This is the second appeal in this action. See 68 Minn. 282, 71 N. W. 389. After the decision on the former appeal, the case was remanded to the court below, was again tried, and the court again found for plaintiff. From an order denying a new trial, and from the judgment entered in plaintiff's favor, the defendant trust company again appeals.
An order denying a new trial was reversed on the former appeal because the trial court refused to find on a material issue. On the last trial the court found all of the facts found on the former trial, and, in addition thereto, found on said issue against this appellant, as follows:
“That said contract [of conditional sale] was filed by plaintiff in the office of the city clerk of the city of Duluth on -the 24th day of September, 1896; that the sole reason why the same was not filed at an earlier date was that the plaintiff believed it was not necessary the same should be filed in order to protect his rights thereunder, and that there was no agreement at any time between the parties to said contract that the same should not be filed or that it or any of its provisions should not be made public.”
The evidence sustains this finding, and this disposes of all the *399questions raised on the former appeal and disposed of in the former opinion. That opinion has become the law of the case.
Appellant raises some additional questions.
2. Under the contract the purchase price fell due by instalments. An instalment of $35,000 fell due December 1, 1895. It was not paid, and plaintiff received as security for the payment of the same several indorsed notes, and afterwards sued on some of these notes, attached property, and obtained judgment. Appellant cites cases which hold that, when the vendor in a conditional sale sues to recover the purchase price, or takes security, he thereby waives the condition, affirms the conditional sale, and thereby vests the absolute title in the vendee. Conceding, without deciding, that these decisions should be followed in a proper case, we cannot apply them here.
This contract of sale provides that the vendee shall have the right to pay for any lot or lots of lumber to be manufactured from the logs, in quantities of one million feet or upwards, at the rate of five dollars per thousand feet in 1895, and thereafter at the rate of six dollars per thousand feet; that “upon making such payment the title to the lumber so paid for shall pass unto and vest in” the vendee, and the amount paid shall be applied on the purchase price under the contract.
Under this contract the vendor could waive, the condition, and affirm the absolute title of the vendee piecemeal. And by taking security for these instalments, and bringing suit to collect them, he has at most affirmed the title in the vendee to the amount of lumber and timber which these instalments would cover at the prices named. But the vendee disposed of lumber in 1895 and 1896, for which, according to the contract, it should have paid the vendor $185,000, while it in fact paid him only $40,250, and $10,000 of this sum was for interest on the entire purchase price. In addition to this, the vendor gave the indorsed notes for the instalment of $35,-000, as aforesaid; but, counting them also as a payment, the total amount paid does not amount to more than $75,000, or at least $110,000 less than should have been paid to release the logs disposed of. Again, the correspondence between the parties shows that *400they did not contemplate a waiver by plaintiff of his claim on the rest of the logs and timber.

## Records shown
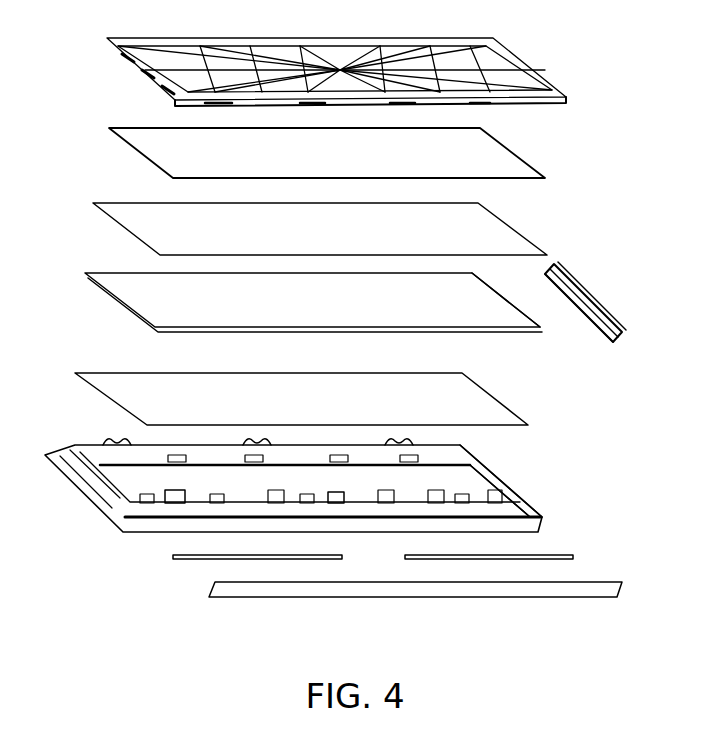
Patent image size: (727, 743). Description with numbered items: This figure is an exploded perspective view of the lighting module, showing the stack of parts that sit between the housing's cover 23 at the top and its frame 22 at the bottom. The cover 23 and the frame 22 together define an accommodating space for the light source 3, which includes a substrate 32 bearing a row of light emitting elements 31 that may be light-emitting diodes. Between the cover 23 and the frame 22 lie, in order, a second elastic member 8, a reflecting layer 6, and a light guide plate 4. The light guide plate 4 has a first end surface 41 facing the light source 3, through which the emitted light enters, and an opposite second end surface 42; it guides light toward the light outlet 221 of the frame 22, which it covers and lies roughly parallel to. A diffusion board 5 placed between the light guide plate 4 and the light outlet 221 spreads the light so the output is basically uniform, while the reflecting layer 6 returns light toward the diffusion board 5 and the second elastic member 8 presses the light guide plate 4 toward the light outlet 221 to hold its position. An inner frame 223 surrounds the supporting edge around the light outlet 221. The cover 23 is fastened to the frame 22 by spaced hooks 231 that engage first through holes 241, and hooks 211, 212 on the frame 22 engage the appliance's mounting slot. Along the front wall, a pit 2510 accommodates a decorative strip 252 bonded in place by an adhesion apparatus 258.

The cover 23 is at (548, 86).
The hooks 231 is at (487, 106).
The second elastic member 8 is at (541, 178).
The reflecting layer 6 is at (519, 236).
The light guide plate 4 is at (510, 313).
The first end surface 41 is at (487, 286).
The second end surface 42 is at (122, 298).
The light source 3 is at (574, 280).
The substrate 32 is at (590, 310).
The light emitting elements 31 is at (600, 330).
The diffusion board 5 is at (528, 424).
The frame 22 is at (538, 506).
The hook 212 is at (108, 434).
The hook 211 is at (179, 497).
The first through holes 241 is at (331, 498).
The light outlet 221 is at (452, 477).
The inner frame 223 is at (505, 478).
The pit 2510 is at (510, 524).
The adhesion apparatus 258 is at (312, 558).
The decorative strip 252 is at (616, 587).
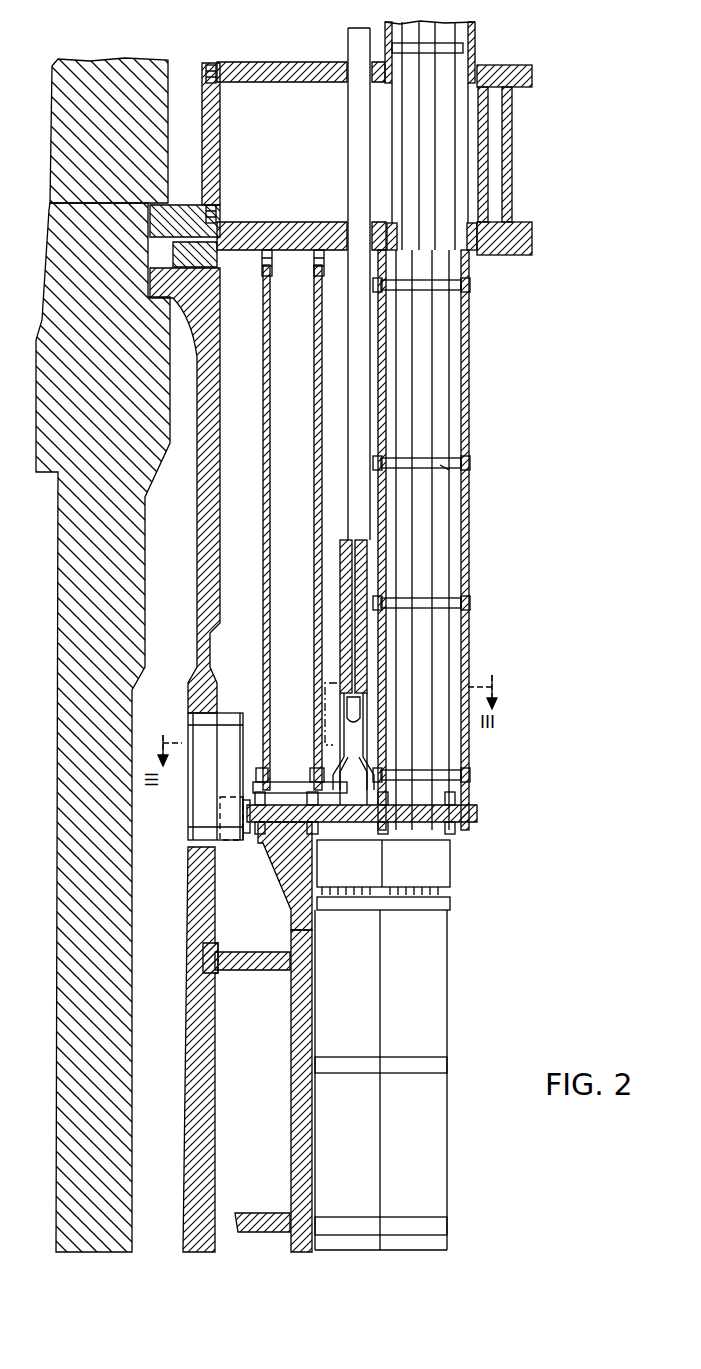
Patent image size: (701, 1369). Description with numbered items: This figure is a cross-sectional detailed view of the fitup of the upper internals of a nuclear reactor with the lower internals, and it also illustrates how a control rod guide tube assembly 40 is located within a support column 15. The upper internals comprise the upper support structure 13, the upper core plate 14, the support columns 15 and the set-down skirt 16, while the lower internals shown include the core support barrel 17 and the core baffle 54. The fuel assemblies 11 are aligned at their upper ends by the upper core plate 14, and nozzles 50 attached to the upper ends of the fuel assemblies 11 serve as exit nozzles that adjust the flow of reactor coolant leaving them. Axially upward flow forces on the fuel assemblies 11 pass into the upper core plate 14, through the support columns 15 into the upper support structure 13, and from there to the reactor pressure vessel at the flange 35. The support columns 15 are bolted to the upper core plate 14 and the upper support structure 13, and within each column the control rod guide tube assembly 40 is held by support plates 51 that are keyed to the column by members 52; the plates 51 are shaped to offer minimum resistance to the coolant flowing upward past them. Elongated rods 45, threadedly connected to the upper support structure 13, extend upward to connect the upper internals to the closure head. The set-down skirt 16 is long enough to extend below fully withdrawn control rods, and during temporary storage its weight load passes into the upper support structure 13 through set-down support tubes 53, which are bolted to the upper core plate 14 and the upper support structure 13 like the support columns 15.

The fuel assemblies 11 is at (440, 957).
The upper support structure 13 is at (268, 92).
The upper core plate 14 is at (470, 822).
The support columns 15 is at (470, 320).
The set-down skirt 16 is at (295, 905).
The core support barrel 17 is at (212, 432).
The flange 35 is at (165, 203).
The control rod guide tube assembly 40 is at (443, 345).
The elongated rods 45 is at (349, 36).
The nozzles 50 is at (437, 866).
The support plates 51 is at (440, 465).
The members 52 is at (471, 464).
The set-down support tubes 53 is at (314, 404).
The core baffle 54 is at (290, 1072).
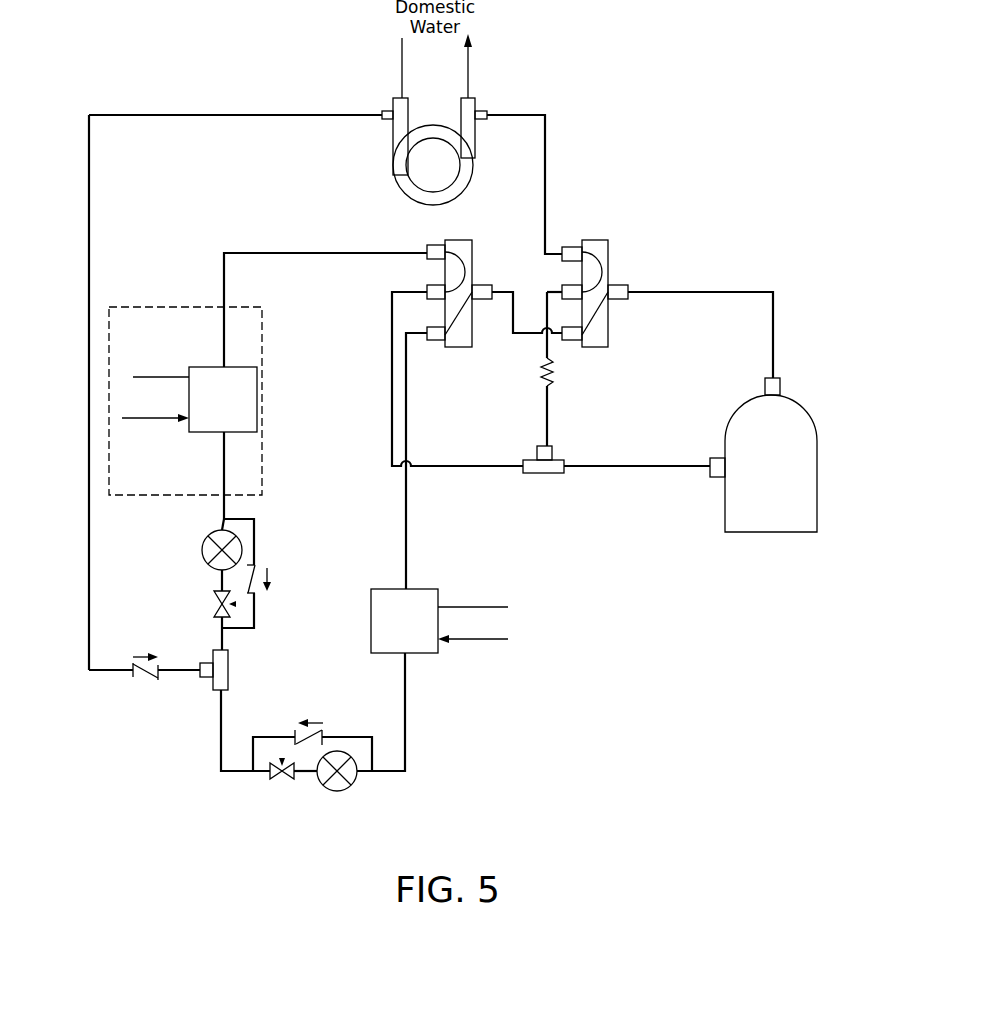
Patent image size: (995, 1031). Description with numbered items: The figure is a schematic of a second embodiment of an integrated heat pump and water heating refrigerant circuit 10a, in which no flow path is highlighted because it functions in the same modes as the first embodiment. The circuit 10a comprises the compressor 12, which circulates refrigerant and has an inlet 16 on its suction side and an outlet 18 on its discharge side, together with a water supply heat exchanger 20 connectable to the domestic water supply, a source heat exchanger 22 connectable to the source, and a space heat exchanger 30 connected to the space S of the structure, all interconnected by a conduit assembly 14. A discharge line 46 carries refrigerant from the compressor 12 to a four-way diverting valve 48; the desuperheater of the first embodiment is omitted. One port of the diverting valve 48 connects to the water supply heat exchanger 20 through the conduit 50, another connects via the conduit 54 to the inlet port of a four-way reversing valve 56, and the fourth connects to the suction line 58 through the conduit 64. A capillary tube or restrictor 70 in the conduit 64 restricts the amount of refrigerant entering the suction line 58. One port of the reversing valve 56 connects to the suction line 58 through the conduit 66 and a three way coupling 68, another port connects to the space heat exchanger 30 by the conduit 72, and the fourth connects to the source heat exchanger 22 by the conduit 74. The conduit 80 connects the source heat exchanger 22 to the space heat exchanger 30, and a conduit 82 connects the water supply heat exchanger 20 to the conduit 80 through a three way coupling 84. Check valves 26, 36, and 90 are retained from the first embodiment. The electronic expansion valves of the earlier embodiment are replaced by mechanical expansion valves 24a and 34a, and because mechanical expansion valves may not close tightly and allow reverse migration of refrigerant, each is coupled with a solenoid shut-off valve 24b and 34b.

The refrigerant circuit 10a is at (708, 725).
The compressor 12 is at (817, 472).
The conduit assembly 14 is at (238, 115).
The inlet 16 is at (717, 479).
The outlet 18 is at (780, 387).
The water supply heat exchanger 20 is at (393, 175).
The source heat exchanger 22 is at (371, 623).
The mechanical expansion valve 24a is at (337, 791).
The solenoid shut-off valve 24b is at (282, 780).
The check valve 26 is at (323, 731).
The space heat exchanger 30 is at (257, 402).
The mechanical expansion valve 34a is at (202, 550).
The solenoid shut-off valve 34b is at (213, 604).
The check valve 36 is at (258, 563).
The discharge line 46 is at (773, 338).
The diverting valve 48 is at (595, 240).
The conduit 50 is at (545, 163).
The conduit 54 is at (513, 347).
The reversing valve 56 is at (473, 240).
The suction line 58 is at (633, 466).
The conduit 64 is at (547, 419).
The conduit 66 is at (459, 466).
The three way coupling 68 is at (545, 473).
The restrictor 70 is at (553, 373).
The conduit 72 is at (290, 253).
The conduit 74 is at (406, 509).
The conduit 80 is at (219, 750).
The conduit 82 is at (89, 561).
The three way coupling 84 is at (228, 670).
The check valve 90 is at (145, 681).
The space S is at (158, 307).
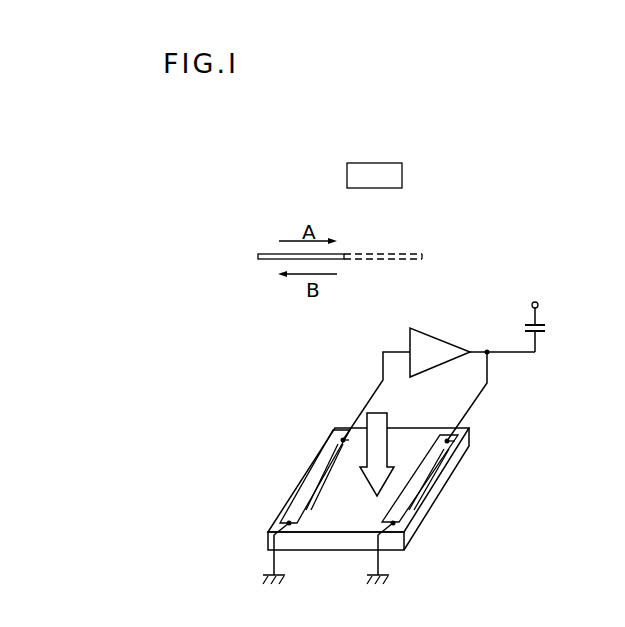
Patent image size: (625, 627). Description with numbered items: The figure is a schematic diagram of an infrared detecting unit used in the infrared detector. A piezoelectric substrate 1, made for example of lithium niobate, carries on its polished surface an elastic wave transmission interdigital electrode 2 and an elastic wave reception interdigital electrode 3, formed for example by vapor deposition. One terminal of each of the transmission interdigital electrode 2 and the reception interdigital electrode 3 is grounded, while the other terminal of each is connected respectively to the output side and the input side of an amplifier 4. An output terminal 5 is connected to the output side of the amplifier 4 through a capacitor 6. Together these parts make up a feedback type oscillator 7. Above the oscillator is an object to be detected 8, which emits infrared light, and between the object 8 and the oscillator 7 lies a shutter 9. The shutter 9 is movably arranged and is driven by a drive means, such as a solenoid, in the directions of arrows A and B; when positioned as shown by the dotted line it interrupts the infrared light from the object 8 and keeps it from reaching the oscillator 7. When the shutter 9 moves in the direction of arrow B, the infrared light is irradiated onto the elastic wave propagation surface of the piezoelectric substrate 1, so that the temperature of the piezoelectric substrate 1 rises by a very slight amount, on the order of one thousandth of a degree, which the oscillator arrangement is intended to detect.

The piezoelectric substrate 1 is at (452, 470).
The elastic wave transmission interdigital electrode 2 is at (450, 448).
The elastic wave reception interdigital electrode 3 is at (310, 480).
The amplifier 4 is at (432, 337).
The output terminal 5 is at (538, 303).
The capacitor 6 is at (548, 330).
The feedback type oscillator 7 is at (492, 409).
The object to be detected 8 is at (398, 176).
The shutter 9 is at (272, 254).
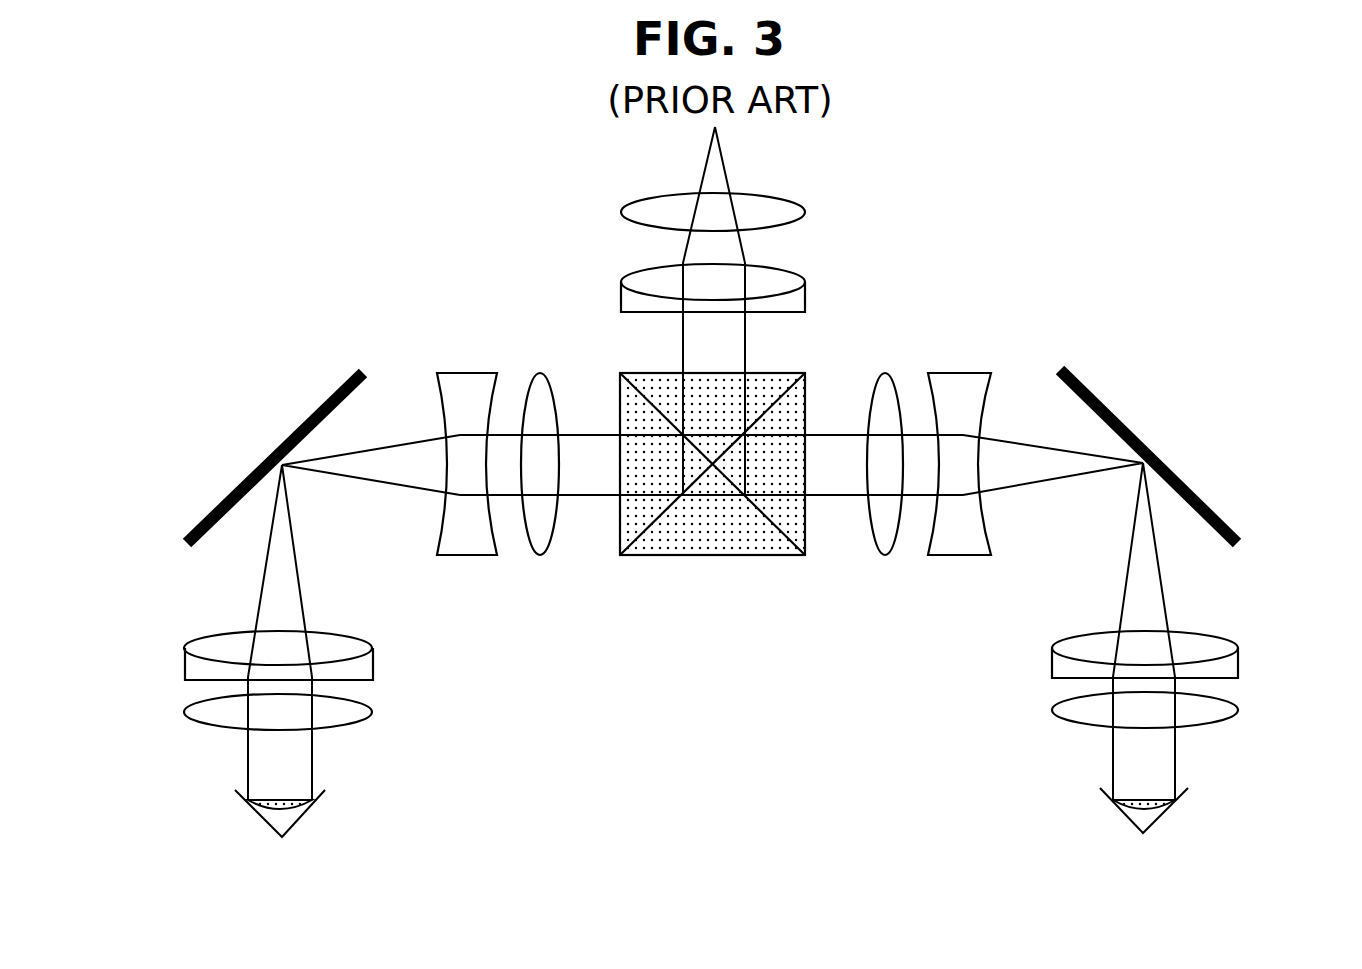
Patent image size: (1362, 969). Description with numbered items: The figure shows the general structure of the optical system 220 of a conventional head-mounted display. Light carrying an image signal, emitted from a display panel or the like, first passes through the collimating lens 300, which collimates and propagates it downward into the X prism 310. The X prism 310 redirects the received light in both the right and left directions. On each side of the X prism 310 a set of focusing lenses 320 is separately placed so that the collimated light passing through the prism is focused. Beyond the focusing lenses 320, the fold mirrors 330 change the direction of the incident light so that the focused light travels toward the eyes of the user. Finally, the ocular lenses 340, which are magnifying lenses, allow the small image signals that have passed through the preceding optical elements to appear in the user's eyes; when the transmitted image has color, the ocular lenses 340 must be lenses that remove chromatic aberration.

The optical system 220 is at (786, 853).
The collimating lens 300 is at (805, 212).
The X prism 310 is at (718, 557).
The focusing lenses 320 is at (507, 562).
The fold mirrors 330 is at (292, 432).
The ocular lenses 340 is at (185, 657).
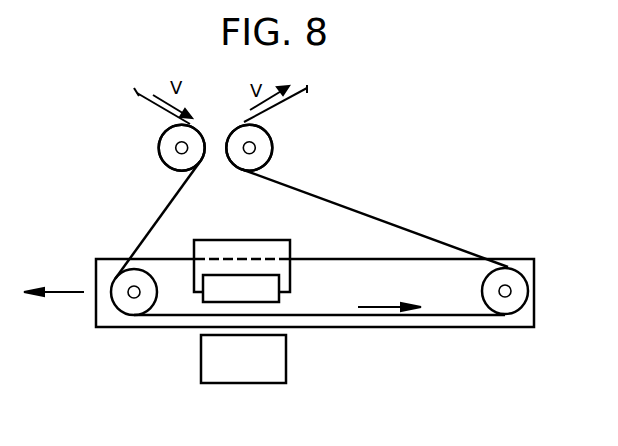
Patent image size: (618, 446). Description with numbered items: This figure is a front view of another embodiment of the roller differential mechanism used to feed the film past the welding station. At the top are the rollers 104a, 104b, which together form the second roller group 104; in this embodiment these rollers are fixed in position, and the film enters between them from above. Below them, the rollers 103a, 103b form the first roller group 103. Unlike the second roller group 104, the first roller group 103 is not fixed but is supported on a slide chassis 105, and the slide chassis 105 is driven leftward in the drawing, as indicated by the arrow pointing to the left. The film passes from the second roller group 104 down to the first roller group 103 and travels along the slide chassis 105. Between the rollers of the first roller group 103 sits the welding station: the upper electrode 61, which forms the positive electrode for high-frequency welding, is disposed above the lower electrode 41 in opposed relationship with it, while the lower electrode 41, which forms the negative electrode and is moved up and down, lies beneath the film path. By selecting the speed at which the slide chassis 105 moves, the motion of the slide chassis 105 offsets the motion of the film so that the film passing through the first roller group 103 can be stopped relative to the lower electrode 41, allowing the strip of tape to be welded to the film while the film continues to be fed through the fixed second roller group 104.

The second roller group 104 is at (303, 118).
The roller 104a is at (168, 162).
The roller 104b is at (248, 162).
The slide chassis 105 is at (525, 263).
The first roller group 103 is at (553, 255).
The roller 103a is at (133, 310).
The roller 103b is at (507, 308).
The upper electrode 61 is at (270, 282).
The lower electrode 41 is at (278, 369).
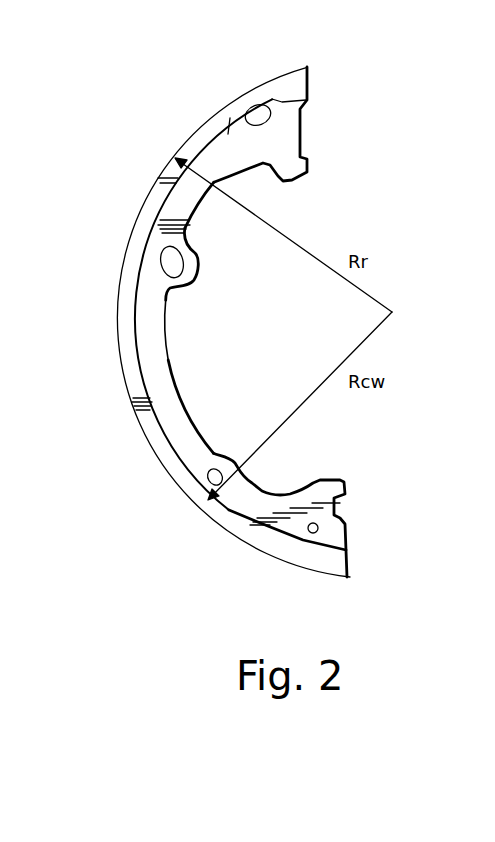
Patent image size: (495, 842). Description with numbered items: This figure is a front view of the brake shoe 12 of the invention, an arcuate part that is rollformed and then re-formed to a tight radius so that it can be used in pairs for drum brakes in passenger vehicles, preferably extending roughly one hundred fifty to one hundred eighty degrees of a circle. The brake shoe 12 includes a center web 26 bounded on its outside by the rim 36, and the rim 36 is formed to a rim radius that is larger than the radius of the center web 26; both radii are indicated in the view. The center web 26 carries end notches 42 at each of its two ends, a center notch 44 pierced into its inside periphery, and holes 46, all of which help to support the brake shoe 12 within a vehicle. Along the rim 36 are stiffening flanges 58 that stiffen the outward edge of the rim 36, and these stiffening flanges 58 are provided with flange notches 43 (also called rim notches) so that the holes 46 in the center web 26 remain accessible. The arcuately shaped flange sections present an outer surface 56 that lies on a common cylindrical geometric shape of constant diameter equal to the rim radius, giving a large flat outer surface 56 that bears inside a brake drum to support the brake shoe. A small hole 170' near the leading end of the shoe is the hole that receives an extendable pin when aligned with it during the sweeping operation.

## Problems to solve
1. Answer from the appeal opinion:
(a) On what date did the plaintiff file the conditional-sale contract in the office of the Duluth city clerk?
(b) What was the amount of the instalment that fell due December 1, 1895?
(c) At what rate per thousand feet could the vendee pay for lumber in 1895?
2. According to the appeal opinion, why did the court decline to apply the appellant's cases holding that a vendor who sues for the price or takes security waives the condition of a conditional sale?
The data play no part in this work.

## Exercise results
1.
(a) September 24, 1896.
(b) $35,000.
(c) Five dollars per thousand feet.

2. The contract let title to lumber pass to the vendee piecemeal as it was paid for, so taking security for the instalments and suing on them at most affirmed the vendee's title to the lumber and timber those instalments would cover. Even counting the indorsed notes, the vendee paid no more than $75,000 of the $185,000 owed for lumber it disposed of in 1895 and 1896. The parties' correspondence also shows they did not contemplate a waiver of the plaintiff's claim on the rest of the logs and timber.